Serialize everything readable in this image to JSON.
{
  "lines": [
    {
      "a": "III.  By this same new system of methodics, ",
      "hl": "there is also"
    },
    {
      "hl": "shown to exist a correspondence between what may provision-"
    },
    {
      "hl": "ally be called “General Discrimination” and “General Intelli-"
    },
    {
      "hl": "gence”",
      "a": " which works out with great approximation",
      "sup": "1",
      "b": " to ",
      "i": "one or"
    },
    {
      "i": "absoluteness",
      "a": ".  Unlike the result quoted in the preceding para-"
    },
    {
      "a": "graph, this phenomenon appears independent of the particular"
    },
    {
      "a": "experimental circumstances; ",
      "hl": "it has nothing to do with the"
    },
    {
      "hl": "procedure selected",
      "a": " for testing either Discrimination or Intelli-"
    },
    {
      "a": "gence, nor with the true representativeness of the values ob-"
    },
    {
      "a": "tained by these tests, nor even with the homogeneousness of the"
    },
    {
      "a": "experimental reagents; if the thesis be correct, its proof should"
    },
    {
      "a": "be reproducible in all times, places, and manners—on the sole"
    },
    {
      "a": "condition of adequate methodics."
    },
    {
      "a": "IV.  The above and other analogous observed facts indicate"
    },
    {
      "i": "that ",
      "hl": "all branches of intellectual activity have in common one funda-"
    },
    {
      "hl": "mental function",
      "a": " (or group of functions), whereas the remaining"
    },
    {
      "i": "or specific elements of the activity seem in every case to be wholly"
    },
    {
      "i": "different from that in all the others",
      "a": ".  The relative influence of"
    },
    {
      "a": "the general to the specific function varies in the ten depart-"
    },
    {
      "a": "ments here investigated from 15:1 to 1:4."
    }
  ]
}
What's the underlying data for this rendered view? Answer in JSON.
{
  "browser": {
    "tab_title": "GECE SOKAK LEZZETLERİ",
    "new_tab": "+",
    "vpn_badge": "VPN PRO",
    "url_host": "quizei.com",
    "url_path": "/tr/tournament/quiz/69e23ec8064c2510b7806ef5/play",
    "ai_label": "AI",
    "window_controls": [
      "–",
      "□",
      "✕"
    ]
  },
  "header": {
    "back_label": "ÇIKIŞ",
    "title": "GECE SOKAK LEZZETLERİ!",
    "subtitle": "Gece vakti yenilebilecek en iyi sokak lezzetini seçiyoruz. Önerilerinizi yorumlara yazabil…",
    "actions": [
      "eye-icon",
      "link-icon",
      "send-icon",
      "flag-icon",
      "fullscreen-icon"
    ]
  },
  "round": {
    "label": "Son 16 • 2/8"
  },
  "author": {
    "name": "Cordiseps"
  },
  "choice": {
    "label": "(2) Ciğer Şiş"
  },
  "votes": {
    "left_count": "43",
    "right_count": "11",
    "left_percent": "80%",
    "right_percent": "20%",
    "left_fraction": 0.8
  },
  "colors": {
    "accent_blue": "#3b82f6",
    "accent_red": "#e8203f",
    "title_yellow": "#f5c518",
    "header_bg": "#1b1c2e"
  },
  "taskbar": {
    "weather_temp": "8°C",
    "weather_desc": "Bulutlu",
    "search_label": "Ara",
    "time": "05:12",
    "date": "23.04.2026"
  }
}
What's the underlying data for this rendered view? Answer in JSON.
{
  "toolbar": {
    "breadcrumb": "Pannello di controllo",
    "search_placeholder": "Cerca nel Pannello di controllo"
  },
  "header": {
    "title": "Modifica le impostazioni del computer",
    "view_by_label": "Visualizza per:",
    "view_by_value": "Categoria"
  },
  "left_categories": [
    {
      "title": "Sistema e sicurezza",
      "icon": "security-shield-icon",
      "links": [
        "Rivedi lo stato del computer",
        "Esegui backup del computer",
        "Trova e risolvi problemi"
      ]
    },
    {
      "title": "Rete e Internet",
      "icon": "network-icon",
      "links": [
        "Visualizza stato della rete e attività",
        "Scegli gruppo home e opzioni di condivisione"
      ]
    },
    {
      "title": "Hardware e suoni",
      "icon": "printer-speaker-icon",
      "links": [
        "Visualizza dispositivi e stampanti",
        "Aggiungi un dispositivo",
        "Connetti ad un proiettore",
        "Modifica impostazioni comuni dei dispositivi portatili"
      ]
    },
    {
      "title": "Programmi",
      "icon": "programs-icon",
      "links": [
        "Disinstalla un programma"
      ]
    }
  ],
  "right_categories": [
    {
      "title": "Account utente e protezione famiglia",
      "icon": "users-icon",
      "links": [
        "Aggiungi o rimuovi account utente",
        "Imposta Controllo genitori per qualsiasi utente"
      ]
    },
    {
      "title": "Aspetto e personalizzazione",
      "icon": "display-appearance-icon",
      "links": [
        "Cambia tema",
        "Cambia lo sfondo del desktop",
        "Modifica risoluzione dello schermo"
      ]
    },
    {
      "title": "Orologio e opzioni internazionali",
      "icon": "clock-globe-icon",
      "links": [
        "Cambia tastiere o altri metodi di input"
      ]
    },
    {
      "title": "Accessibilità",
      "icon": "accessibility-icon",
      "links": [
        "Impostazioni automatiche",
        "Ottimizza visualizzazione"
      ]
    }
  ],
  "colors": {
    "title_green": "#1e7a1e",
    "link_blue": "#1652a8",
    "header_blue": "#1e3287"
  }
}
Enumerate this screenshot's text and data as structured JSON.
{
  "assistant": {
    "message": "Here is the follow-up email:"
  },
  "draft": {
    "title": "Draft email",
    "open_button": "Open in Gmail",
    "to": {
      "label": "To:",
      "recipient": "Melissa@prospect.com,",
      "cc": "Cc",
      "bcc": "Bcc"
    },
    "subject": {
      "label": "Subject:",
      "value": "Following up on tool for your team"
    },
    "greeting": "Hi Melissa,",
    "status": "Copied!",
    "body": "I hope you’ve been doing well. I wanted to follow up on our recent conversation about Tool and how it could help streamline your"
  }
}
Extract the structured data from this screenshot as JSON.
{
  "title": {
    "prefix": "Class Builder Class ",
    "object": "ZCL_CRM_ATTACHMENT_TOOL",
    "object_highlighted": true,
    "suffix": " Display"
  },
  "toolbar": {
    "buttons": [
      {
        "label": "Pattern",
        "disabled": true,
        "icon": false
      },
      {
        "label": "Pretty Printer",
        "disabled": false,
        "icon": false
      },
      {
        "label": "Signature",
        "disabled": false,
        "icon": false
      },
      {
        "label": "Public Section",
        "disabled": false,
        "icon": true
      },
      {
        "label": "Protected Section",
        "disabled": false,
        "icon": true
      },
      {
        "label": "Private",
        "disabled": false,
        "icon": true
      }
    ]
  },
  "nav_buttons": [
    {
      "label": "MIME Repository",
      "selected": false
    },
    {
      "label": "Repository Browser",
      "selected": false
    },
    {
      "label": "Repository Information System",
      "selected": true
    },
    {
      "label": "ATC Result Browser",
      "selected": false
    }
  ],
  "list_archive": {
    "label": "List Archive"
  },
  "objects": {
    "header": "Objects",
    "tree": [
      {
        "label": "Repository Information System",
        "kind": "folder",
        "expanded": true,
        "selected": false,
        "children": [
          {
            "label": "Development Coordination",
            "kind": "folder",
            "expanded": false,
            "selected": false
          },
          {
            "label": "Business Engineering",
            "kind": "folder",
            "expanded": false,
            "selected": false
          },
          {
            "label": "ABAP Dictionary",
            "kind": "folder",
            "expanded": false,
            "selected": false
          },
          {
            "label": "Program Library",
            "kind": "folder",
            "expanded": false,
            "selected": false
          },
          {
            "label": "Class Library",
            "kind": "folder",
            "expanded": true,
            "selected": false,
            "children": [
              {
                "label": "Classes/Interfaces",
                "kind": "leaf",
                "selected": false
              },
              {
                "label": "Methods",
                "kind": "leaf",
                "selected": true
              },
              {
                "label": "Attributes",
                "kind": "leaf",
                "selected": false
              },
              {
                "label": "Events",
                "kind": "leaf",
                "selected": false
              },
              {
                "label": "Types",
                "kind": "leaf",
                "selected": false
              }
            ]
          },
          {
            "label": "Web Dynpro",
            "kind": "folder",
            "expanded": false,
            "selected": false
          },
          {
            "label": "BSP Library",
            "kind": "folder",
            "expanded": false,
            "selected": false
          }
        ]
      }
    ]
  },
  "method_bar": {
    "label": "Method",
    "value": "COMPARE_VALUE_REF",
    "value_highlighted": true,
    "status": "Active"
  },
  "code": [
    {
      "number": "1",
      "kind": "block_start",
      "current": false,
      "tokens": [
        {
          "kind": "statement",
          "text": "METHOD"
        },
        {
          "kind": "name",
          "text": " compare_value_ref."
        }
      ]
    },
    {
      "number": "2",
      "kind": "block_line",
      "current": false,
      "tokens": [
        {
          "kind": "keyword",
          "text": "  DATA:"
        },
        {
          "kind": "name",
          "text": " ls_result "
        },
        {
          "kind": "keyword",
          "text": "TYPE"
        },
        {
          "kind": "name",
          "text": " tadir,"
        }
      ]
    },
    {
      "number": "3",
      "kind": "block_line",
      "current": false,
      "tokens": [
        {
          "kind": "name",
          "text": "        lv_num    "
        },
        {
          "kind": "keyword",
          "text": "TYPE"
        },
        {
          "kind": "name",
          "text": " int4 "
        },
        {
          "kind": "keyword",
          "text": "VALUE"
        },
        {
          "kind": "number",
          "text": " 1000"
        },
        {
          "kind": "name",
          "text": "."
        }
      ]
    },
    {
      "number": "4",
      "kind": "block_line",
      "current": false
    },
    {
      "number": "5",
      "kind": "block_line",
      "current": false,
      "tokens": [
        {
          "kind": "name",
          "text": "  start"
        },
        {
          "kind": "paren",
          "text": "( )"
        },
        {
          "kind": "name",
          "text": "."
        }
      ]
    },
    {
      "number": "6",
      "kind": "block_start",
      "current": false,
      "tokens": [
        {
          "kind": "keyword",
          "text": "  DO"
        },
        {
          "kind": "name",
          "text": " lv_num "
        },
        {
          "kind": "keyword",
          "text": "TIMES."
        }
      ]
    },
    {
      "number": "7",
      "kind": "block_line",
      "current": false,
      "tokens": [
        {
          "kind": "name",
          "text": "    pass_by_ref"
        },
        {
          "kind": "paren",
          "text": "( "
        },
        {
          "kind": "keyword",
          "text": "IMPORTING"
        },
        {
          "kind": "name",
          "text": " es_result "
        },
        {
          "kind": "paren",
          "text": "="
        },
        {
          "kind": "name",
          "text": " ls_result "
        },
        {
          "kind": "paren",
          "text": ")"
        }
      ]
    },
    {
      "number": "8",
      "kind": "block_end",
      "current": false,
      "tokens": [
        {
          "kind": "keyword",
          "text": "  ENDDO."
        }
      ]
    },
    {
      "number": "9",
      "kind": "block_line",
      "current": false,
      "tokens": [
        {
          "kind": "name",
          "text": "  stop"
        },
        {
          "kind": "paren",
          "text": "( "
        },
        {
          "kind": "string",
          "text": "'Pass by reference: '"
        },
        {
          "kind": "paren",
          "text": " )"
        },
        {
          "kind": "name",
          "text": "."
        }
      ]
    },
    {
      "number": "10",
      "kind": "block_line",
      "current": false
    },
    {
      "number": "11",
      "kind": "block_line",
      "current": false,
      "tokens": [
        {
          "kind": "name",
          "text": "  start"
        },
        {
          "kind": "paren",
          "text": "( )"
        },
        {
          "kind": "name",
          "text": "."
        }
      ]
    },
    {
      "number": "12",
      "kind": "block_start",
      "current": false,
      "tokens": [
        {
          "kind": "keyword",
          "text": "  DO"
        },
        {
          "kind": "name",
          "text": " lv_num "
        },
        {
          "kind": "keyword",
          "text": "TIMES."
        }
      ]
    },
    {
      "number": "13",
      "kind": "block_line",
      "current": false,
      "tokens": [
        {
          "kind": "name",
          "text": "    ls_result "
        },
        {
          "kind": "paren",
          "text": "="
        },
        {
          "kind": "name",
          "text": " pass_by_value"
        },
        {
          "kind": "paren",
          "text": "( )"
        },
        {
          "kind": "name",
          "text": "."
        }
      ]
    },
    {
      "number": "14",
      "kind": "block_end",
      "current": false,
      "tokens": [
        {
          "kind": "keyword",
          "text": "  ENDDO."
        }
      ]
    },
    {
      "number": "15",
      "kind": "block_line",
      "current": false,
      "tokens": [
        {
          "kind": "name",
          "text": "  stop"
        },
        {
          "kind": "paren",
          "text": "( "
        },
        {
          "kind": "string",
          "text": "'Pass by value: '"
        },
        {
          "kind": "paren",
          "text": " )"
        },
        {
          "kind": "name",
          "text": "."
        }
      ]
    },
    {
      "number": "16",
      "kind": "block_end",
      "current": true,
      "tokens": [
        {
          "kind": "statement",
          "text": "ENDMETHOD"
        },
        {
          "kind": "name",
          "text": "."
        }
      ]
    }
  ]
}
:::::
How many lines of these entries hold the string "stato"? Answer with the number alone.

2